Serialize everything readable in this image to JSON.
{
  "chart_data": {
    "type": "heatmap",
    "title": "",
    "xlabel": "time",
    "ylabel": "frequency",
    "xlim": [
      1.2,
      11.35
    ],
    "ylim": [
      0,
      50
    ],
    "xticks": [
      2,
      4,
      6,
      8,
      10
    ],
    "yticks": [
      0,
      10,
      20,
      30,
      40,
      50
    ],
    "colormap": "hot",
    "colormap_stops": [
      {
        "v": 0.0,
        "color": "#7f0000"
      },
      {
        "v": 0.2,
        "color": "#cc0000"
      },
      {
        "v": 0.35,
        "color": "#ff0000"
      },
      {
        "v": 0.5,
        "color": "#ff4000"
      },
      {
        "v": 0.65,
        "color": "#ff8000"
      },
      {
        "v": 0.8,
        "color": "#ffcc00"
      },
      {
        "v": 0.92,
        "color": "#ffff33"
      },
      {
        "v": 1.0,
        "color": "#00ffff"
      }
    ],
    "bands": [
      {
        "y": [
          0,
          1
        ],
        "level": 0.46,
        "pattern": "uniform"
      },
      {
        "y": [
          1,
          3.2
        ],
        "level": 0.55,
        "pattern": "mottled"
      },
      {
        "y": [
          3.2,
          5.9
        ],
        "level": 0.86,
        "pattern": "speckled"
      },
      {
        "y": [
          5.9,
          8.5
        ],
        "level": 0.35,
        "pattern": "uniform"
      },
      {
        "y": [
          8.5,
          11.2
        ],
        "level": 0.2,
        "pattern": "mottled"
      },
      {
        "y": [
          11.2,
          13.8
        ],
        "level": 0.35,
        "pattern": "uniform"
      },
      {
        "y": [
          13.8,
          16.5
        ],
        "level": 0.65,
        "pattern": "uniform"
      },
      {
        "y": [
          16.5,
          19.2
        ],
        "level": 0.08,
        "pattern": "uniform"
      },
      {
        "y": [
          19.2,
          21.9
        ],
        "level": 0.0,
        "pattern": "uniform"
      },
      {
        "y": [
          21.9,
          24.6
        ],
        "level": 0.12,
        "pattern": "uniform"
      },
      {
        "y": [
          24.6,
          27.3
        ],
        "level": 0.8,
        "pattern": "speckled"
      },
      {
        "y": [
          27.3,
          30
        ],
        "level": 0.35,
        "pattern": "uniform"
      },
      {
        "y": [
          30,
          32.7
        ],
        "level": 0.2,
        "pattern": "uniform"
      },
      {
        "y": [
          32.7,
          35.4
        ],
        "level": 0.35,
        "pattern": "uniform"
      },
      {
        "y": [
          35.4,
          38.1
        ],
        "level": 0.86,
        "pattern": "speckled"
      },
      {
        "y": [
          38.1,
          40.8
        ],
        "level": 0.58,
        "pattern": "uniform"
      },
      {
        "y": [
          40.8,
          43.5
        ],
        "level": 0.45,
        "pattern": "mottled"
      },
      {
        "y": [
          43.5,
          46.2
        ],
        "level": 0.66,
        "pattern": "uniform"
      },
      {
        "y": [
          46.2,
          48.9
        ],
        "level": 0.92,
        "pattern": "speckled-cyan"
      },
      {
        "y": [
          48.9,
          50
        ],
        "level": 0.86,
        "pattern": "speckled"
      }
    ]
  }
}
------
= Stated task =
Copy out all of the lines above exactly.

= Result of this exercise =
Serialize everything readable in this image to JSON.
{
  "chart_data": {
    "type": "heatmap",
    "title": "",
    "xlabel": "time",
    "ylabel": "frequency",
    "xlim": [
      1.2,
      11.35
    ],
    "ylim": [
      0,
      50
    ],
    "xticks": [
      2,
      4,
      6,
      8,
      10
    ],
    "yticks": [
      0,
      10,
      20,
      30,
      40,
      50
    ],
    "colormap": "hot",
    "colormap_stops": [
      {
        "v": 0.0,
        "color": "#7f0000"
      },
      {
        "v": 0.2,
        "color": "#cc0000"
      },
      {
        "v": 0.35,
        "color": "#ff0000"
      },
      {
        "v": 0.5,
        "color": "#ff4000"
      },
      {
        "v": 0.65,
        "color": "#ff8000"
      },
      {
        "v": 0.8,
        "color": "#ffcc00"
      },
      {
        "v": 0.92,
        "color": "#ffff33"
      },
      {
        "v": 1.0,
        "color": "#00ffff"
      }
    ],
    "bands": [
      {
        "y": [
          0,
          1
        ],
        "level": 0.46,
        "pattern": "uniform"
      },
      {
        "y": [
          1,
          3.2
        ],
        "level": 0.55,
        "pattern": "mottled"
      },
      {
        "y": [
          3.2,
          5.9
        ],
        "level": 0.86,
        "pattern": "speckled"
      },
      {
        "y": [
          5.9,
          8.5
        ],
        "level": 0.35,
        "pattern": "uniform"
      },
      {
        "y": [
          8.5,
          11.2
        ],
        "level": 0.2,
        "pattern": "mottled"
      },
      {
        "y": [
          11.2,
          13.8
        ],
        "level": 0.35,
        "pattern": "uniform"
      },
      {
        "y": [
          13.8,
          16.5
        ],
        "level": 0.65,
        "pattern": "uniform"
      },
      {
        "y": [
          16.5,
          19.2
        ],
        "level": 0.08,
        "pattern": "uniform"
      },
      {
        "y": [
          19.2,
          21.9
        ],
        "level": 0.0,
        "pattern": "uniform"
      },
      {
        "y": [
          21.9,
          24.6
        ],
        "level": 0.12,
        "pattern": "uniform"
      },
      {
        "y": [
          24.6,
          27.3
        ],
        "level": 0.8,
        "pattern": "speckled"
      },
      {
        "y": [
          27.3,
          30
        ],
        "level": 0.35,
        "pattern": "uniform"
      },
      {
        "y": [
          30,
          32.7
        ],
        "level": 0.2,
        "pattern": "uniform"
      },
      {
        "y": [
          32.7,
          35.4
        ],
        "level": 0.35,
        "pattern": "uniform"
      },
      {
        "y": [
          35.4,
          38.1
        ],
        "level": 0.86,
        "pattern": "speckled"
      },
      {
        "y": [
          38.1,
          40.8
        ],
        "level": 0.58,
        "pattern": "uniform"
      },
      {
        "y": [
          40.8,
          43.5
        ],
        "level": 0.45,
        "pattern": "mottled"
      },
      {
        "y": [
          43.5,
          46.2
        ],
        "level": 0.66,
        "pattern": "uniform"
      },
      {
        "y": [
          46.2,
          48.9
        ],
        "level": 0.92,
        "pattern": "speckled-cyan"
      },
      {
        "y": [
          48.9,
          50
        ],
        "level": 0.86,
        "pattern": "speckled"
      }
    ]
  }
}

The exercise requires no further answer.